▸ **Work to be completed**
Copy out each line that includes the word "stabilizatora".

Data extracted from a collection

────────

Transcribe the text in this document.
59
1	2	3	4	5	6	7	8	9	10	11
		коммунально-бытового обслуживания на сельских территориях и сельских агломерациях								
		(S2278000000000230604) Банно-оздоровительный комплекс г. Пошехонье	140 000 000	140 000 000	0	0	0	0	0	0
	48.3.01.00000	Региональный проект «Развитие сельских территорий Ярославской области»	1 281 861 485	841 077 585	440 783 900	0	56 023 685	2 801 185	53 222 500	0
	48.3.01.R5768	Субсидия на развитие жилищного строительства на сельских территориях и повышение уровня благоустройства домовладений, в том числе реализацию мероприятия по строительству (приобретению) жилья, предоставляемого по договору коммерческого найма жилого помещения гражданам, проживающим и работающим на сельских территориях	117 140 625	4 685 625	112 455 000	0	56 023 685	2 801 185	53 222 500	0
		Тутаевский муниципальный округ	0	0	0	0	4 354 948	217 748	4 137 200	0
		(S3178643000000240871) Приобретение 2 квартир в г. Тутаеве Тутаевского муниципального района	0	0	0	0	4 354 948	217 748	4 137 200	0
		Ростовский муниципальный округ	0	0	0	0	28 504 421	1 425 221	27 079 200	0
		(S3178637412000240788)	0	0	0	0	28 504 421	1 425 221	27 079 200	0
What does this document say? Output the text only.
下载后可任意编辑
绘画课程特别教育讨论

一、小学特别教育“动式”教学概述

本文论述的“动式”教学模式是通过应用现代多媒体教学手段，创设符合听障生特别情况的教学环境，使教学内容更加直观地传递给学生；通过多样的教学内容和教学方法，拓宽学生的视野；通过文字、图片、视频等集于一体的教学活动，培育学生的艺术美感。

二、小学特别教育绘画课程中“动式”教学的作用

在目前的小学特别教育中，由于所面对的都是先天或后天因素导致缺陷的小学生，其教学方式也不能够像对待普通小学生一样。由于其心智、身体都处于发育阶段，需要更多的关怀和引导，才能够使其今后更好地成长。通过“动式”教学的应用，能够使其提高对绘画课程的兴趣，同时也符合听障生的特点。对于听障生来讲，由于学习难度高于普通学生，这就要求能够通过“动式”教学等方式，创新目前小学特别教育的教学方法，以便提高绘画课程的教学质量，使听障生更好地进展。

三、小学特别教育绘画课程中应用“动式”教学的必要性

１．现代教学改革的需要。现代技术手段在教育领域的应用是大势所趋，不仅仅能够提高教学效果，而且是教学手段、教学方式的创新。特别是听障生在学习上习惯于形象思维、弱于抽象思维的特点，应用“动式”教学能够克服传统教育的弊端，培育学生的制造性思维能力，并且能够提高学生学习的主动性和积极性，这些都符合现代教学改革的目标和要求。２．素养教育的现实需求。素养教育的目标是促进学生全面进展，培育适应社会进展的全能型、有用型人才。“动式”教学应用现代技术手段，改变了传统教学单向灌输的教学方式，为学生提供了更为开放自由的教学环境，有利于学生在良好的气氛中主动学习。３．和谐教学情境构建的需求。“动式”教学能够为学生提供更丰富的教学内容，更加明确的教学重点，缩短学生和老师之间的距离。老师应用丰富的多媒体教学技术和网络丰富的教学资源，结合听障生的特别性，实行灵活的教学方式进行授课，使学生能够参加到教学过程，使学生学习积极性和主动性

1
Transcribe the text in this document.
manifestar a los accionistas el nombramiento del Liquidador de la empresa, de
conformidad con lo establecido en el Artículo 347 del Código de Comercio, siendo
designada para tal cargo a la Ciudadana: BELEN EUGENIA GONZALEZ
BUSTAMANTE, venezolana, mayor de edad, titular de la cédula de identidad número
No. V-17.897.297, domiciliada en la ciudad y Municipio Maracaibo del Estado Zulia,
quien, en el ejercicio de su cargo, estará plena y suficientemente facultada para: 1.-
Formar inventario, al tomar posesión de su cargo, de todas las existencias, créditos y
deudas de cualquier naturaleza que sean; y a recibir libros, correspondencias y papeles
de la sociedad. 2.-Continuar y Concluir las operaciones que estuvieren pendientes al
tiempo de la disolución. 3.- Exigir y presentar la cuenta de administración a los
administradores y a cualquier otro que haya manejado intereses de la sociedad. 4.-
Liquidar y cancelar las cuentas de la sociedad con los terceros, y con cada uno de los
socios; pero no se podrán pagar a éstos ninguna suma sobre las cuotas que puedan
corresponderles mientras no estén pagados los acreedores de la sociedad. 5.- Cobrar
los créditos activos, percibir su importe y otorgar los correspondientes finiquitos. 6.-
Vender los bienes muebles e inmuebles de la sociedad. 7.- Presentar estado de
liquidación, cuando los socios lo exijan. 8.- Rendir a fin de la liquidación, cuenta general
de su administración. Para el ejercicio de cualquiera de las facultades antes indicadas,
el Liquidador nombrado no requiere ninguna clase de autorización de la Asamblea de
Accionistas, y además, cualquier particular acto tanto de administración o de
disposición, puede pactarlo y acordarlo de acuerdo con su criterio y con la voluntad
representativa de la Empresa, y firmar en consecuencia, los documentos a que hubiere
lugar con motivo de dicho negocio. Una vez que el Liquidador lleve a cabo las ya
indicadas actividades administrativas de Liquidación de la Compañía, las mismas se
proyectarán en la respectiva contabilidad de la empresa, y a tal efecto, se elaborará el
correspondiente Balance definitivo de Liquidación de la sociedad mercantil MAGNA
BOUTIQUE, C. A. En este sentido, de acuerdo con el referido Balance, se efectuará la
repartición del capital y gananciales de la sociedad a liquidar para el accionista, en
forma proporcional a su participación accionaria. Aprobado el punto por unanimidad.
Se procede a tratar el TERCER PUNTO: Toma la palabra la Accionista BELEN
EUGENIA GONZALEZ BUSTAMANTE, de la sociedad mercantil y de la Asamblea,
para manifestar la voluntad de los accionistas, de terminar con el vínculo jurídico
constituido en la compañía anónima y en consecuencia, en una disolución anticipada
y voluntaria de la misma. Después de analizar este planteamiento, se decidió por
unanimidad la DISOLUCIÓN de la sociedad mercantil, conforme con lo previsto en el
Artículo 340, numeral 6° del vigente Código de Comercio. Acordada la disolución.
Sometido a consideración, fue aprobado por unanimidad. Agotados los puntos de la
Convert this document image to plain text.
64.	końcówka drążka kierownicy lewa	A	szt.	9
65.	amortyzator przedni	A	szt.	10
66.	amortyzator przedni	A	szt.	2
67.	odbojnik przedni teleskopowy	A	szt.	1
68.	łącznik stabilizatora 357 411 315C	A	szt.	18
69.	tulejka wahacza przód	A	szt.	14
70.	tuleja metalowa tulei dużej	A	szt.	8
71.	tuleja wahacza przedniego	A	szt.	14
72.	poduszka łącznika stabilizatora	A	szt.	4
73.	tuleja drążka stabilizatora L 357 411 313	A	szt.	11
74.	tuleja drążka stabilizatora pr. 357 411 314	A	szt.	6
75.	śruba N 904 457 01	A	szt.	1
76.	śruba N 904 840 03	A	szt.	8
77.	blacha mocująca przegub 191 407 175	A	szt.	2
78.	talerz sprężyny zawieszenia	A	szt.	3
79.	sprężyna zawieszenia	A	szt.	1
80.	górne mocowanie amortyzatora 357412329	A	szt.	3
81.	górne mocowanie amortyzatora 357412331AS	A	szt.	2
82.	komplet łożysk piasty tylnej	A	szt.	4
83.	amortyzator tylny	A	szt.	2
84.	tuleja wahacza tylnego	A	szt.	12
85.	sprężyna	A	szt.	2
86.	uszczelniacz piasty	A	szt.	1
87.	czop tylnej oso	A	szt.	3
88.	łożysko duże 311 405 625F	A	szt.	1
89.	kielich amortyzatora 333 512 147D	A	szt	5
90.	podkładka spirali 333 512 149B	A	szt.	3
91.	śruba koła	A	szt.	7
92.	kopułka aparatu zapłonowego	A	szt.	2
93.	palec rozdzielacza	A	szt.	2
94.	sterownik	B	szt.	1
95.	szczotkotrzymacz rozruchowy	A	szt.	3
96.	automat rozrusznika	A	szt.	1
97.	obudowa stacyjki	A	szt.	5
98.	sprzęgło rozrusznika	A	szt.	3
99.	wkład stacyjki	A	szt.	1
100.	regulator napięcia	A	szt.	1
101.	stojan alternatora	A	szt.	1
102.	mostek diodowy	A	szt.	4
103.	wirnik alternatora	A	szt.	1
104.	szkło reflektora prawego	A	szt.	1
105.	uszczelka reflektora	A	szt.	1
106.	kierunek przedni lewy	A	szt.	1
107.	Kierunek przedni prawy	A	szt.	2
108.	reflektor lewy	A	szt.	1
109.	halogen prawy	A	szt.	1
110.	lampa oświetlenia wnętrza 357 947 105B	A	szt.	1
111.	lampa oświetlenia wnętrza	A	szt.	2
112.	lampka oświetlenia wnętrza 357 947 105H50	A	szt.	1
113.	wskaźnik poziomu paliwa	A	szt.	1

────────

▸ **Task output**
68.	łącznik stabilizatora 357 411 315C	A	szt.	18
72.	poduszka łącznika stabilizatora	A	szt.	4
73.	tuleja drążka stabilizatora L 357 411 313	A	szt.	11
74.	tuleja drążka stabilizatora pr. 357 411 314	A	szt.	6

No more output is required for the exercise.